• EXERCISE AIM
Copy each line of the entries beneath that contains the word "Read".

[Collected data]
========

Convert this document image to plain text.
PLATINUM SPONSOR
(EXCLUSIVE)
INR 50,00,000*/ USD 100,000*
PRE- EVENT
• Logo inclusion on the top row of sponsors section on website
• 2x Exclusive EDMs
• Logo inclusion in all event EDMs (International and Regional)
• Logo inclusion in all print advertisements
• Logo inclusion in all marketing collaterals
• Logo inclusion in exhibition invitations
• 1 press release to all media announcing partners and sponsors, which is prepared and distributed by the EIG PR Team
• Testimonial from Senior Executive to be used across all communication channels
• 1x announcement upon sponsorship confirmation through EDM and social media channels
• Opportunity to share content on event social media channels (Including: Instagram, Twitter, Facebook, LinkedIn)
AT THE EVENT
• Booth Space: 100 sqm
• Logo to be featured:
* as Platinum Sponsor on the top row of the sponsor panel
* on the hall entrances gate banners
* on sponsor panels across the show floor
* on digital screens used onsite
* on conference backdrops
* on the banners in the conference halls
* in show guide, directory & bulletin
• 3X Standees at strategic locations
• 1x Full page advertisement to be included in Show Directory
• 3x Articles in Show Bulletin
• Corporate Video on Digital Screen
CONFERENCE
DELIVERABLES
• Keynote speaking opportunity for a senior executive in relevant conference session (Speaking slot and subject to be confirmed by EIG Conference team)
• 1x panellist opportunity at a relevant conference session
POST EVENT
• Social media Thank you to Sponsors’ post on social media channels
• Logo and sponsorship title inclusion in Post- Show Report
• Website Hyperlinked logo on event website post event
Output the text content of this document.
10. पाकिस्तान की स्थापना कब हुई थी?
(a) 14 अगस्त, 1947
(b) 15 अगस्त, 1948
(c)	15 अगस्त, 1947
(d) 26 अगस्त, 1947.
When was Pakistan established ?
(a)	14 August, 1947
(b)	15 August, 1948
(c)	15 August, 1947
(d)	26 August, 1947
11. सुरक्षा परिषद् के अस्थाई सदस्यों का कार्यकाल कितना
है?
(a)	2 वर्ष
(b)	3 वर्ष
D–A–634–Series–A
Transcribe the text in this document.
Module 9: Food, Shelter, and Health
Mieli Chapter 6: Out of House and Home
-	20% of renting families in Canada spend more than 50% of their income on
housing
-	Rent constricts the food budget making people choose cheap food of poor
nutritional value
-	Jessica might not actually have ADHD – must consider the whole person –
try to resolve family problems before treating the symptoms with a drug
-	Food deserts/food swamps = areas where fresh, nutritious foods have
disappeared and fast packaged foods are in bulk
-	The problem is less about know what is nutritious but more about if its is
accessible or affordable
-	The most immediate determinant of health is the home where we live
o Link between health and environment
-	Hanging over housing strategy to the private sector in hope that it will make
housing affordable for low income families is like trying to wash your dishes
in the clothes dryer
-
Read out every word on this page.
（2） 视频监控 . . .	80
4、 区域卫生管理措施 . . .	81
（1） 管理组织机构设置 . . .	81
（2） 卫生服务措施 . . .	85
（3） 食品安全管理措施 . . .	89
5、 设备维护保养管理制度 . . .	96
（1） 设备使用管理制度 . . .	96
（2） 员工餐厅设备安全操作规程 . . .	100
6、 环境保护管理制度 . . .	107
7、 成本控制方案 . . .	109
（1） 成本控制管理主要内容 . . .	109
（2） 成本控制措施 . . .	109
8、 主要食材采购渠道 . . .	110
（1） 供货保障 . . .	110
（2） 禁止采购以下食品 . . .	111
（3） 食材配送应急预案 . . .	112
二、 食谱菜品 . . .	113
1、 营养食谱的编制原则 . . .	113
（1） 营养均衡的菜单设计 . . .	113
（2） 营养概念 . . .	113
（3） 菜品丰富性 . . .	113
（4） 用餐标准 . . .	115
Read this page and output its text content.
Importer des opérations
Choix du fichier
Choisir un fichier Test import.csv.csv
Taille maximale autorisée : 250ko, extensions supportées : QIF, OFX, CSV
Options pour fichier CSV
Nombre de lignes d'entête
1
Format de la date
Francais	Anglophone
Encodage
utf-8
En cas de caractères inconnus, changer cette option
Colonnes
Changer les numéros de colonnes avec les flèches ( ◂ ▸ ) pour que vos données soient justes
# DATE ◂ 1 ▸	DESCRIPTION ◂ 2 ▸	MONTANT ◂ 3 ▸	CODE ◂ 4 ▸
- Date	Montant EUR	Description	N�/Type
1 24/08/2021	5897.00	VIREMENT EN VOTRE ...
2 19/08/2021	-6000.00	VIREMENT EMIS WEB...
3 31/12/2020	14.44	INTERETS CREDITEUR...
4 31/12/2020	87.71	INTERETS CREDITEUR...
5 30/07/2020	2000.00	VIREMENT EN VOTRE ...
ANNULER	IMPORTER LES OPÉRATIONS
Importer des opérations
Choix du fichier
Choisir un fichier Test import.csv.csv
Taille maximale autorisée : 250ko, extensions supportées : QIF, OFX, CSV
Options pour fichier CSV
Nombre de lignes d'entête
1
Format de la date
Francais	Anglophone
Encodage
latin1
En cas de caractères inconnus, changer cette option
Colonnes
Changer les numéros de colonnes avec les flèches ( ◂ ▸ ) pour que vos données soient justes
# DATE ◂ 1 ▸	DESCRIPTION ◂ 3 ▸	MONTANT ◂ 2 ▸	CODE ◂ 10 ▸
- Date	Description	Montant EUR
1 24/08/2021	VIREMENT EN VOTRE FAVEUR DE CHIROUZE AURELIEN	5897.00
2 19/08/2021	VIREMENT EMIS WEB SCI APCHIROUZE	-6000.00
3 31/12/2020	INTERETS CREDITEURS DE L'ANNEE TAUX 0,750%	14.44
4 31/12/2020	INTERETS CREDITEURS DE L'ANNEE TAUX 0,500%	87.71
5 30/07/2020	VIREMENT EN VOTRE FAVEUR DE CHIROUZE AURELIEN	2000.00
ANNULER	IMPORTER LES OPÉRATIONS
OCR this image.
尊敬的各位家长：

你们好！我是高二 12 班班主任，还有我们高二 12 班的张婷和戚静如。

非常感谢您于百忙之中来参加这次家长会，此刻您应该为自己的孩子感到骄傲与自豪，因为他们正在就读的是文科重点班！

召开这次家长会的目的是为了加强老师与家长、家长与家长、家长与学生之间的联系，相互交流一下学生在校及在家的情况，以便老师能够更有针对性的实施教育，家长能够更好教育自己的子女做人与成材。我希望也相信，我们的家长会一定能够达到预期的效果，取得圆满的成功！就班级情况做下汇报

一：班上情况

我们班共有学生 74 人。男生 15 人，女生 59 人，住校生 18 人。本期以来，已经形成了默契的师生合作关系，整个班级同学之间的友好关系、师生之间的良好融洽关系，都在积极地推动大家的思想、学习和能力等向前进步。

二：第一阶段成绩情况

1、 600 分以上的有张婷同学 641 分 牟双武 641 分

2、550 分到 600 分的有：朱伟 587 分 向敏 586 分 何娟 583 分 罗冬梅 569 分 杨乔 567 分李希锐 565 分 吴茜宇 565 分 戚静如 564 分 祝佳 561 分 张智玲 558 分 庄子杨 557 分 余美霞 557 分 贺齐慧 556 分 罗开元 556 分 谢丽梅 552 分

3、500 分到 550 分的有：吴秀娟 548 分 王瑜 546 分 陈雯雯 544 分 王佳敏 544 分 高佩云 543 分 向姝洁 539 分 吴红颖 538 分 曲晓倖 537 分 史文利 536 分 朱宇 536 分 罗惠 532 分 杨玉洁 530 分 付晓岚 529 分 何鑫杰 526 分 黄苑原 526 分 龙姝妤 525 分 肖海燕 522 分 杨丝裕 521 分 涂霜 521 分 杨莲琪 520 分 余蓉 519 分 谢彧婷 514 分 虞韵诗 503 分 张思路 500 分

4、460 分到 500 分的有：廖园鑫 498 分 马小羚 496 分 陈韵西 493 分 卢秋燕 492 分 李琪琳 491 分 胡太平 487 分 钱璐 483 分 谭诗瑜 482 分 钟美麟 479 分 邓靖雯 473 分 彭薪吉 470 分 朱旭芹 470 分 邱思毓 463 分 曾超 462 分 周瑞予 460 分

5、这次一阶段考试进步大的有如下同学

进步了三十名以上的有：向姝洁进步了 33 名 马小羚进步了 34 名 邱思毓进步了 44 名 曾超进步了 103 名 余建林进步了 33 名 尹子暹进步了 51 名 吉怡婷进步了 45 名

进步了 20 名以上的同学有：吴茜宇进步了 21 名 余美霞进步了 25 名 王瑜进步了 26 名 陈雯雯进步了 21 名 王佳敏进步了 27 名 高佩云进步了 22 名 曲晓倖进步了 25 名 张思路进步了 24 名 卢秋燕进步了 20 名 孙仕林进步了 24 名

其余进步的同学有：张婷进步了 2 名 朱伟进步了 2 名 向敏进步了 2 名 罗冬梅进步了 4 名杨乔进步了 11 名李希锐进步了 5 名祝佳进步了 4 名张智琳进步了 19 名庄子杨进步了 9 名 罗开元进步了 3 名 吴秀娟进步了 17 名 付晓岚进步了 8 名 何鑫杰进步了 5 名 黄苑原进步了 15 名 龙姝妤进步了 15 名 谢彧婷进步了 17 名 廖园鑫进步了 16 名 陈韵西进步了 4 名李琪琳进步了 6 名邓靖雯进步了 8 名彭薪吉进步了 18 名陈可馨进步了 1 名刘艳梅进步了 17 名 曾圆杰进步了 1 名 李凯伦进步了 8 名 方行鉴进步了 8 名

========

• WORKED SOLUTION
Read out every word on this page.
Read this page and output its text content.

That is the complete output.